> _Requirement_
Collect all lines below with the string "this".

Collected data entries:
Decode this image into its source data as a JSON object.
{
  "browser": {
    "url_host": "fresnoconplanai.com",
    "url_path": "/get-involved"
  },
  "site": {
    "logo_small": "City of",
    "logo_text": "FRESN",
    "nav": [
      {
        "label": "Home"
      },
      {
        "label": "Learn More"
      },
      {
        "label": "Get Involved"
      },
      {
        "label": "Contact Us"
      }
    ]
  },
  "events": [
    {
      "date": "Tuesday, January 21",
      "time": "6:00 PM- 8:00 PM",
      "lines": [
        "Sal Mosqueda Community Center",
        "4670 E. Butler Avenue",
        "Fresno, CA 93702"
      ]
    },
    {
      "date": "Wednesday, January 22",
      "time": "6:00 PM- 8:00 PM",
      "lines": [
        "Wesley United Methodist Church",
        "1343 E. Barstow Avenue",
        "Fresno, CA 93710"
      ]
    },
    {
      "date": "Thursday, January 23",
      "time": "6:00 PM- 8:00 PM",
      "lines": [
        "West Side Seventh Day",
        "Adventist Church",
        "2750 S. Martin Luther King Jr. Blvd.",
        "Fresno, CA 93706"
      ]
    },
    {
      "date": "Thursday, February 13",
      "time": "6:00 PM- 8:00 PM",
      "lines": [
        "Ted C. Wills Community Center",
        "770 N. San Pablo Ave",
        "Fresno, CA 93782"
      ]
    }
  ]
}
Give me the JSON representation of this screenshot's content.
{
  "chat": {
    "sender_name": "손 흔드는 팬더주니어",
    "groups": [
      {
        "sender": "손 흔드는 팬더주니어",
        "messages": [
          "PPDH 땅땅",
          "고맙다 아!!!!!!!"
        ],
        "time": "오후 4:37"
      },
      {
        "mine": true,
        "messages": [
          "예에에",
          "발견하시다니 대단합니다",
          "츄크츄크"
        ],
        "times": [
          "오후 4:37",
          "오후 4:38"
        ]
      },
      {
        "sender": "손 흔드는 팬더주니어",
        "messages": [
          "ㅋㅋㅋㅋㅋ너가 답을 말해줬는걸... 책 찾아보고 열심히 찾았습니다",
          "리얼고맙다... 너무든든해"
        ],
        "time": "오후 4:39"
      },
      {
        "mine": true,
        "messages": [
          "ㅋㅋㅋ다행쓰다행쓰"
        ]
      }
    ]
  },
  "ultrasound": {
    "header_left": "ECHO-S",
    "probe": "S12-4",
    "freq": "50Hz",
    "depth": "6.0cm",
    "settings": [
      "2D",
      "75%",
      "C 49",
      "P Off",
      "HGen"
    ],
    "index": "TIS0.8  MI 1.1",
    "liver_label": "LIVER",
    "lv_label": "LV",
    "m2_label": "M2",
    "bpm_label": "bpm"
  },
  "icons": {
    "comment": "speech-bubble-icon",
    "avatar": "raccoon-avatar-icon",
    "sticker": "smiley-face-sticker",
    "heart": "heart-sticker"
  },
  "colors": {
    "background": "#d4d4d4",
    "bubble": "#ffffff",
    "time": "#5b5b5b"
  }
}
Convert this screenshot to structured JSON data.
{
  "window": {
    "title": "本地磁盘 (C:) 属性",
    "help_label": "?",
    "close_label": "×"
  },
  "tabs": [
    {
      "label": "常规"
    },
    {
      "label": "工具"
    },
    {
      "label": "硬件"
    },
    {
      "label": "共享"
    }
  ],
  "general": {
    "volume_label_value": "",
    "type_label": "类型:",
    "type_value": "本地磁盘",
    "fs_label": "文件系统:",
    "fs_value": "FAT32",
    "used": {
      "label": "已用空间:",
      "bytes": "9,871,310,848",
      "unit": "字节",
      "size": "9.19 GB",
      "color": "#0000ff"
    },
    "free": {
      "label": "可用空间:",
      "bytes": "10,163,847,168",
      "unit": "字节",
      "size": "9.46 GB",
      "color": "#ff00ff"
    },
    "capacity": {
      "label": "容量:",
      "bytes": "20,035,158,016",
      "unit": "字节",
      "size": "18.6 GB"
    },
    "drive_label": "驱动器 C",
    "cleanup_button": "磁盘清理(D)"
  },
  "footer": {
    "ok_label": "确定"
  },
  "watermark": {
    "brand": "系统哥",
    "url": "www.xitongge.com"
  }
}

> _Finished task_
Decode this image into its source data as a JSON object.
Give me the JSON representation of this screenshot's content.
Convert this screenshot to structured JSON data.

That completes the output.